Stored records
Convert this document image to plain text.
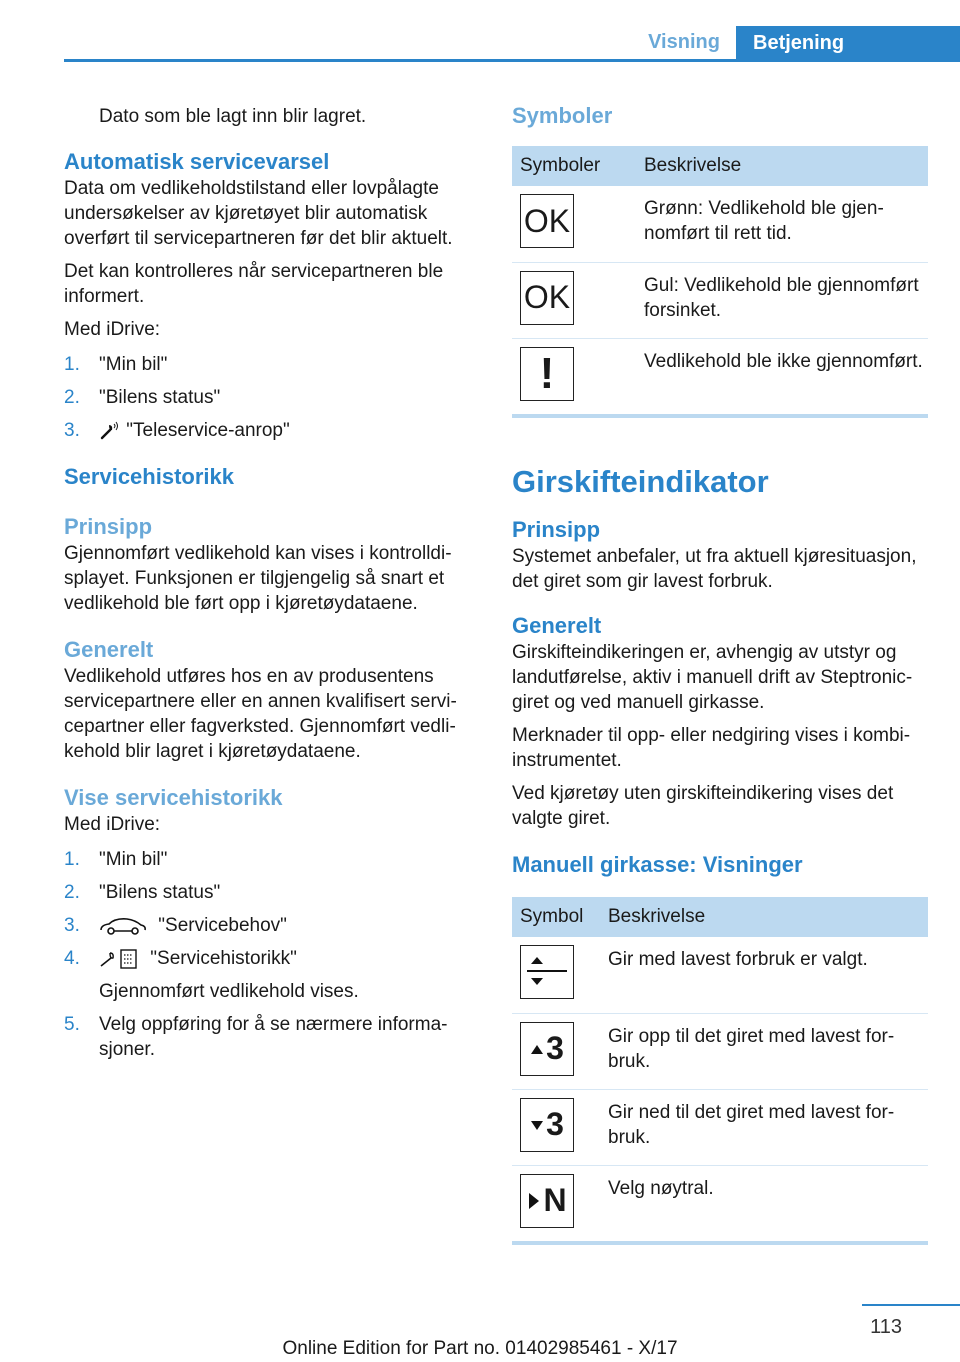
Visning	Betjening

Dato som ble lagt inn blir lagret.

Automatisk servicevarsel

Data om vedlikeholdstilstand eller lovpålagte undersøkelser av kjøretøyet blir automatisk overført til servicepartneren før det blir aktuelt.

Det kan kontrolleres når servicepartneren ble informert.

Med iDrive:

1. "Min bil"
2. "Bilens status"
3. "Teleservice-anrop"
Servicehistorikk
Prinsipp

Gjennomført vedlikehold kan vises i kontrolldisplayet. Funksjonen er tilgjengelig så snart et vedlikehold ble ført opp i kjøretøydataene.

Generelt

Vedlikehold utføres hos en av produsentens servicepartnere eller en annen kvalifisert servicepartner eller fagverksted. Gjennomført vedlikehold blir lagret i kjøretøydataene.

Vise servicehistorikk

Med iDrive:

1. "Min bil"
2. "Bilens status"
3.	"Servicebehov"
4.	"Servicehistorikk"
Gjennomført vedlikehold vises.
5. Velg oppføring for å se nærmere informasjoner.
Symboler
Symboler	Beskrivelse

OK	Grønn: Vedlikehold ble gjennomført til rett tid.

OK	Gul: Vedlikehold ble gjennomført forsinket.

!	Vedlikehold ble ikke gjennomført.
Girskifteindikator
Prinsipp

Systemet anbefaler, ut fra aktuell kjøresituasjon, det giret som gir lavest forbruk.

Generelt

Girskifteindikeringen er, avhengig av utstyr og landutførelse, aktiv i manuell drift av Steptronic-giret og ved manuell girkasse.

Merknader til opp- eller nedgiring vises i kombi-instrumentet.

Ved kjøretøy uten girskifteindikering vises det valgte giret.

Manuell girkasse: Visninger
Symbol	Beskrivelse

	Gir med lavest forbruk er valgt.

3	Gir opp til det giret med lavest forbruk.

3	Gir ned til det giret med lavest forbruk.

N	Velg nøytral.
113
Online Edition for Part no. 01402985461 - X/17
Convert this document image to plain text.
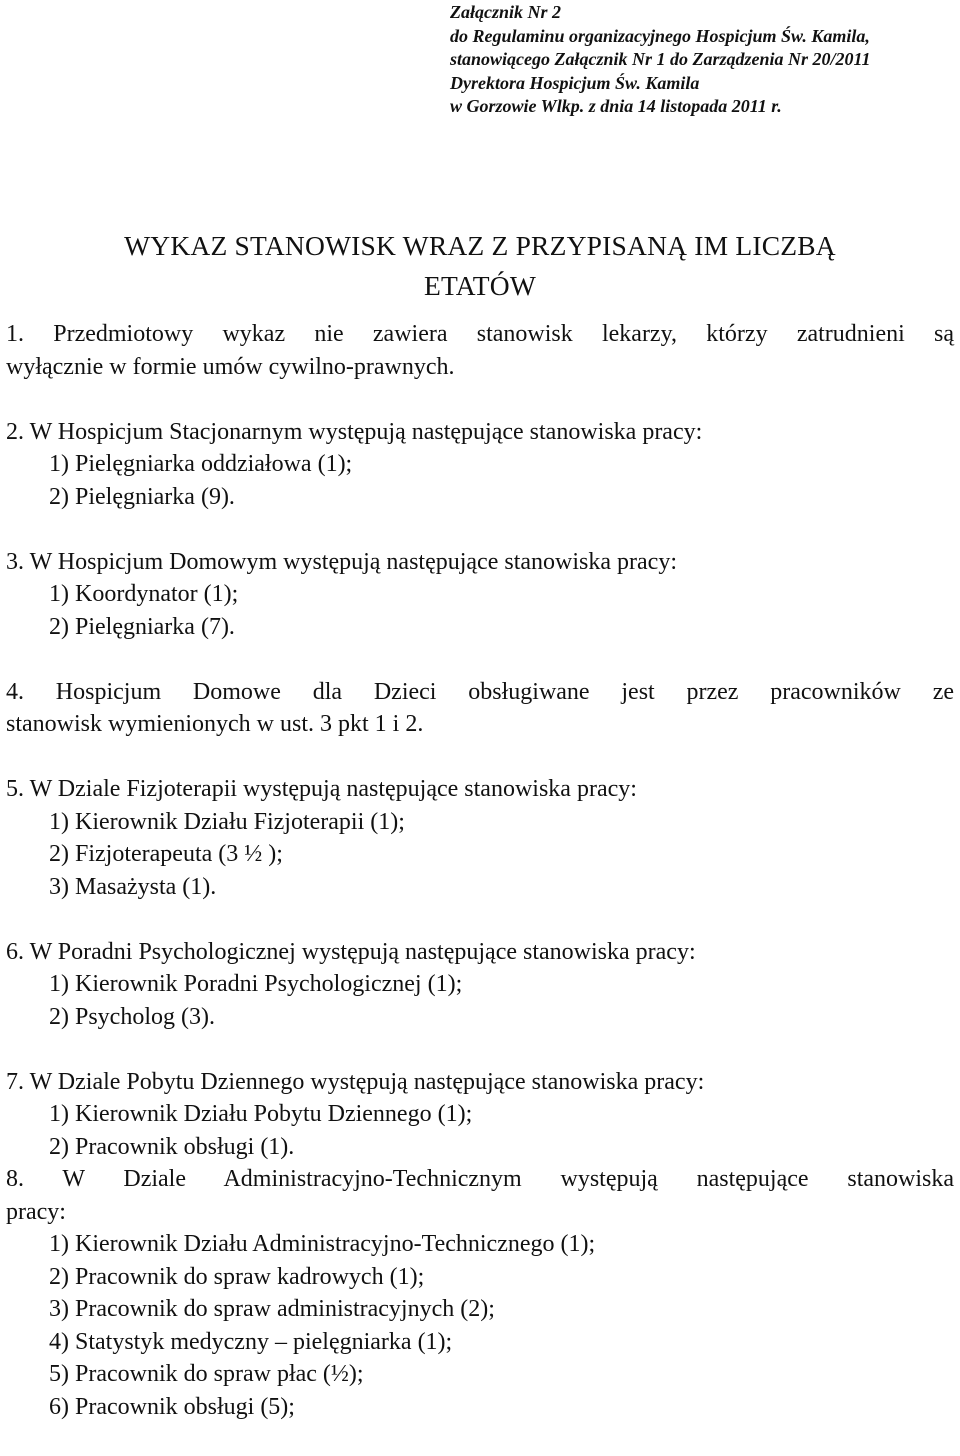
Załącznik Nr 2
do Regulaminu organizacyjnego Hospicjum Św. Kamila,
stanowiącego Załącznik Nr 1 do Zarządzenia Nr 20/2011
Dyrektora Hospicjum Św. Kamila
w Gorzowie Wlkp. z dnia 14 listopada 2011 r.
WYKAZ STANOWISK WRAZ Z PRZYPISANĄ IM LICZBĄ
ETATÓW
1. Przedmiotowy wykaz nie zawiera stanowisk lekarzy, którzy zatrudnieni są
wyłącznie w formie umów cywilno-prawnych.
2. W Hospicjum Stacjonarnym występują następujące stanowiska pracy:
1) Pielęgniarka oddziałowa (1);
2) Pielęgniarka (9).
3. W Hospicjum Domowym występują następujące stanowiska pracy:
1) Koordynator (1);
2) Pielęgniarka (7).
4. Hospicjum Domowe dla Dzieci obsługiwane jest przez pracowników ze
stanowisk wymienionych w ust. 3 pkt 1 i 2.
5. W Dziale Fizjoterapii występują następujące stanowiska pracy:
1) Kierownik Działu Fizjoterapii (1);
2) Fizjoterapeuta (3 ½ );
3) Masażysta (1).
6. W Poradni Psychologicznej występują następujące stanowiska pracy:
1) Kierownik Poradni Psychologicznej (1);
2) Psycholog (3).
7. W Dziale Pobytu Dziennego występują następujące stanowiska pracy:
1) Kierownik Działu Pobytu Dziennego (1);
2) Pracownik obsługi (1).
8. W Dziale Administracyjno-Technicznym występują następujące stanowiska
pracy:
1) Kierownik Działu Administracyjno-Technicznego (1);
2) Pracownik do spraw kadrowych (1);
3) Pracownik do spraw administracyjnych (2);
4) Statystyk medyczny – pielęgniarka (1);
5) Pracownik do spraw płac (½);
6) Pracownik obsługi (5);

- **DIRECTIONS**
None of the pictures should appear; repeat the records exactly otherwise.

- **THE SOLUTION**
Convert this document image to plain text.
Visning	Betjening

Dato som ble lagt inn blir lagret.

Automatisk servicevarsel

Data om vedlikeholdstilstand eller lovpålagte undersøkelser av kjøretøyet blir automatisk overført til servicepartneren før det blir aktuelt.

Det kan kontrolleres når servicepartneren ble informert.

Med iDrive:

1. "Min bil"
2. "Bilens status"
3. "Teleservice-anrop"
Servicehistorikk
Prinsipp

Gjennomført vedlikehold kan vises i kontrolldisplayet. Funksjonen er tilgjengelig så snart et vedlikehold ble ført opp i kjøretøydataene.

Generelt

Vedlikehold utføres hos en av produsentens servicepartnere eller en annen kvalifisert servicepartner eller fagverksted. Gjennomført vedlikehold blir lagret i kjøretøydataene.

Vise servicehistorikk

Med iDrive:

1. "Min bil"
2. "Bilens status"
3.	"Servicebehov"
4.	"Servicehistorikk"
Gjennomført vedlikehold vises.
5. Velg oppføring for å se nærmere informasjoner.
Symboler
Symboler	Beskrivelse

OK	Grønn: Vedlikehold ble gjennomført til rett tid.

OK	Gul: Vedlikehold ble gjennomført forsinket.

!	Vedlikehold ble ikke gjennomført.
Girskifteindikator
Prinsipp

Systemet anbefaler, ut fra aktuell kjøresituasjon, det giret som gir lavest forbruk.

Generelt

Girskifteindikeringen er, avhengig av utstyr og landutførelse, aktiv i manuell drift av Steptronic-giret og ved manuell girkasse.

Merknader til opp- eller nedgiring vises i kombi-instrumentet.

Ved kjøretøy uten girskifteindikering vises det valgte giret.

Manuell girkasse: Visninger
Symbol	Beskrivelse

	Gir med lavest forbruk er valgt.

3	Gir opp til det giret med lavest forbruk.

3	Gir ned til det giret med lavest forbruk.

N	Velg nøytral.
113
Online Edition for Part no. 01402985461 - X/17
Convert this document image to plain text.
Załącznik Nr 2
do Regulaminu organizacyjnego Hospicjum Św. Kamila,
stanowiącego Załącznik Nr 1 do Zarządzenia Nr 20/2011
Dyrektora Hospicjum Św. Kamila
w Gorzowie Wlkp. z dnia 14 listopada 2011 r.
WYKAZ STANOWISK WRAZ Z PRZYPISANĄ IM LICZBĄ
ETATÓW
1. Przedmiotowy wykaz nie zawiera stanowisk lekarzy, którzy zatrudnieni są
wyłącznie w formie umów cywilno-prawnych.
2. W Hospicjum Stacjonarnym występują następujące stanowiska pracy:
1) Pielęgniarka oddziałowa (1);
2) Pielęgniarka (9).
3. W Hospicjum Domowym występują następujące stanowiska pracy:
1) Koordynator (1);
2) Pielęgniarka (7).
4. Hospicjum Domowe dla Dzieci obsługiwane jest przez pracowników ze
stanowisk wymienionych w ust. 3 pkt 1 i 2.
5. W Dziale Fizjoterapii występują następujące stanowiska pracy:
1) Kierownik Działu Fizjoterapii (1);
2) Fizjoterapeuta (3 ½ );
3) Masażysta (1).
6. W Poradni Psychologicznej występują następujące stanowiska pracy:
1) Kierownik Poradni Psychologicznej (1);
2) Psycholog (3).
7. W Dziale Pobytu Dziennego występują następujące stanowiska pracy:
1) Kierownik Działu Pobytu Dziennego (1);
2) Pracownik obsługi (1).
8. W Dziale Administracyjno-Technicznym występują następujące stanowiska
pracy:
1) Kierownik Działu Administracyjno-Technicznego (1);
2) Pracownik do spraw kadrowych (1);
3) Pracownik do spraw administracyjnych (2);
4) Statystyk medyczny – pielęgniarka (1);
5) Pracownik do spraw płac (½);
6) Pracownik obsługi (5);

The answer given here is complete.